## Goal
Retype the whole listing verbatim and keep the pictures out of it.
begin Data shown
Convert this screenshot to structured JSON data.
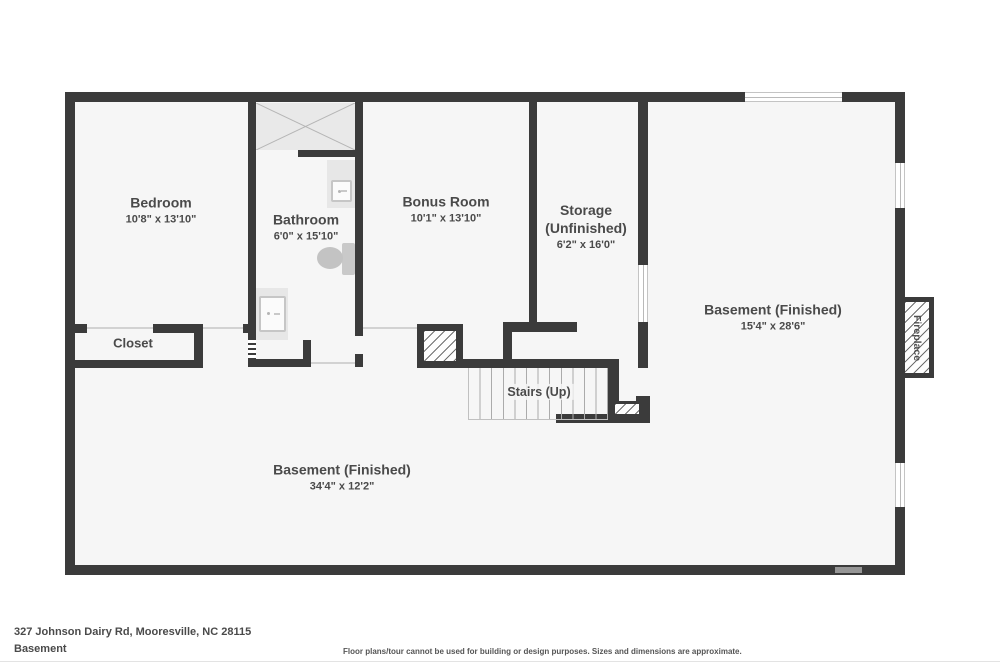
{
  "rooms": {
    "bedroom": {
      "name": "Bedroom",
      "dims": "10'8\" x 13'10\""
    },
    "bathroom": {
      "name": "Bathroom",
      "dims": "6'0\" x 15'10\""
    },
    "bonus_room": {
      "name": "Bonus Room",
      "dims": "10'1\" x 13'10\""
    },
    "storage": {
      "name": "Storage",
      "qualifier": "(Unfinished)",
      "dims": "6'2\" x 16'0\""
    },
    "basement_right": {
      "name": "Basement (Finished)",
      "dims": "15'4\" x 28'6\""
    },
    "basement_lower": {
      "name": "Basement (Finished)",
      "dims": "34'4\" x 12'2\""
    },
    "closet": {
      "name": "Closet"
    },
    "stairs": {
      "name": "Stairs (Up)"
    },
    "fireplace": {
      "name": "Fireplace"
    }
  },
  "footer": {
    "address": "327 Johnson Dairy Rd, Mooresville, NC 28115",
    "floor_label": "Basement",
    "disclaimer": "Floor plans/tour cannot be used for building or design purposes. Sizes and dimensions are approximate."
  },
  "colors": {
    "wall": "#3b3b3b",
    "floor": "#f6f6f6",
    "label_text": "#4a4a4a",
    "fixture_gray": "#e7e7e7"
  }
}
end Data shown
## Problem solution
Convert this screenshot to structured JSON data.
{
  "rooms": {
    "bedroom": {
      "name": "Bedroom",
      "dims": "10'8\" x 13'10\""
    },
    "bathroom": {
      "name": "Bathroom",
      "dims": "6'0\" x 15'10\""
    },
    "bonus_room": {
      "name": "Bonus Room",
      "dims": "10'1\" x 13'10\""
    },
    "storage": {
      "name": "Storage",
      "qualifier": "(Unfinished)",
      "dims": "6'2\" x 16'0\""
    },
    "basement_right": {
      "name": "Basement (Finished)",
      "dims": "15'4\" x 28'6\""
    },
    "basement_lower": {
      "name": "Basement (Finished)",
      "dims": "34'4\" x 12'2\""
    },
    "closet": {
      "name": "Closet"
    },
    "stairs": {
      "name": "Stairs (Up)"
    },
    "fireplace": {
      "name": "Fireplace"
    }
  },
  "footer": {
    "address": "327 Johnson Dairy Rd, Mooresville, NC 28115",
    "floor_label": "Basement",
    "disclaimer": "Floor plans/tour cannot be used for building or design purposes. Sizes and dimensions are approximate."
  },
  "colors": {
    "wall": "#3b3b3b",
    "floor": "#f6f6f6",
    "label_text": "#4a4a4a",
    "fixture_gray": "#e7e7e7"
  }
}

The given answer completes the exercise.